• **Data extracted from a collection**
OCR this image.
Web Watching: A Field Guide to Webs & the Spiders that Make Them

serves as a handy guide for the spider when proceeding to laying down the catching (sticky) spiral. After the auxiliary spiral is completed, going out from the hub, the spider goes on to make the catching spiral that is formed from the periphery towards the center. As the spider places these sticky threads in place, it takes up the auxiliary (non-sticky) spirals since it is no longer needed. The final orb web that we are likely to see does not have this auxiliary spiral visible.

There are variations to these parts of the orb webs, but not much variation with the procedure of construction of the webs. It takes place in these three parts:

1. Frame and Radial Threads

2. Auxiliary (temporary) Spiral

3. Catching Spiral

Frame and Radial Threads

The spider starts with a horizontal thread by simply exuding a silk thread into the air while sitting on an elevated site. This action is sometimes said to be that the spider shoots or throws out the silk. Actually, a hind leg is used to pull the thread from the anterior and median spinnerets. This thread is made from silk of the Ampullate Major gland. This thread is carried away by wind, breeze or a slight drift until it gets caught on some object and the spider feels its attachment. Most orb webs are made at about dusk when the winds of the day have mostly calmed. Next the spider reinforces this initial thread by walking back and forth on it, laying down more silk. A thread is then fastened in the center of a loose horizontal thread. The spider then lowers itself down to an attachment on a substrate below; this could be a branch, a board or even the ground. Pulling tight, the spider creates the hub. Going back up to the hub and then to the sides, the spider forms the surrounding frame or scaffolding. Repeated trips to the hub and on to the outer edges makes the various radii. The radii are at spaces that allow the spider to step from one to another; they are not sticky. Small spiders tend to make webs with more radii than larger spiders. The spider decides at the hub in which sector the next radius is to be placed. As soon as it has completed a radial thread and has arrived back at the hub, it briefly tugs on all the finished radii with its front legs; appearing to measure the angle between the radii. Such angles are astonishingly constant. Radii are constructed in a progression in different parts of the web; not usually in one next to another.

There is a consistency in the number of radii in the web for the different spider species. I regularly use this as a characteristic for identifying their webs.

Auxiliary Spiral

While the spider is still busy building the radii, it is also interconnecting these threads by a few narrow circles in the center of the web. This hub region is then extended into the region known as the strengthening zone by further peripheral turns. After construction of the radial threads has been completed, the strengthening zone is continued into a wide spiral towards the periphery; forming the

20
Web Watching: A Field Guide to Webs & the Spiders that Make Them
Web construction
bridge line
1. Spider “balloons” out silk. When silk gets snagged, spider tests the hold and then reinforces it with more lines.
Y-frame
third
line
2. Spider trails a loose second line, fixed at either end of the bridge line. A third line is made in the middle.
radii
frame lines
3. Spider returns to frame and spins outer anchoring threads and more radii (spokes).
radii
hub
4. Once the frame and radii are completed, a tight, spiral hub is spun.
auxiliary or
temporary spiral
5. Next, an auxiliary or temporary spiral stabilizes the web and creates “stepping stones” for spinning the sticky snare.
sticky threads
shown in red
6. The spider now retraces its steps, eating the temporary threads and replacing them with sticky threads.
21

---

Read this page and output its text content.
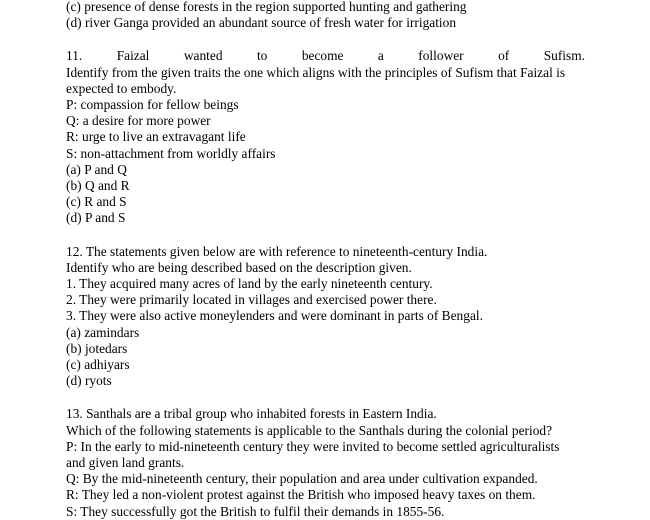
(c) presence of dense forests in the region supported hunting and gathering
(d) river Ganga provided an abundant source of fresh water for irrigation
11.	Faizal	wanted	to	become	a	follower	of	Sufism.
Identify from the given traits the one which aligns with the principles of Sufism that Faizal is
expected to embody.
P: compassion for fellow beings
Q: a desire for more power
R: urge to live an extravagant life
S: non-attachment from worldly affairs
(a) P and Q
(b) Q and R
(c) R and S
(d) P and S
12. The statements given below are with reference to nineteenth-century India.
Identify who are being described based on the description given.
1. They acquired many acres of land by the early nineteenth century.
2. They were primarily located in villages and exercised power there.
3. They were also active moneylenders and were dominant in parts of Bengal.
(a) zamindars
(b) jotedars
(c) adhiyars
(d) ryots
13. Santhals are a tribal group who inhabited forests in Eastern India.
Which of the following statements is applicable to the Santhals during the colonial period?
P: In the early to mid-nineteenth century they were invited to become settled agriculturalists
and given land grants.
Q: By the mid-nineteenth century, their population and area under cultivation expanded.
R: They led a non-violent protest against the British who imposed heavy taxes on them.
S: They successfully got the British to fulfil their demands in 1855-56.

• **PROMPT**
Only the number is wanted: how many lines in the data include the word "takes"?

• **REPLY TO THE EXERCISE**
2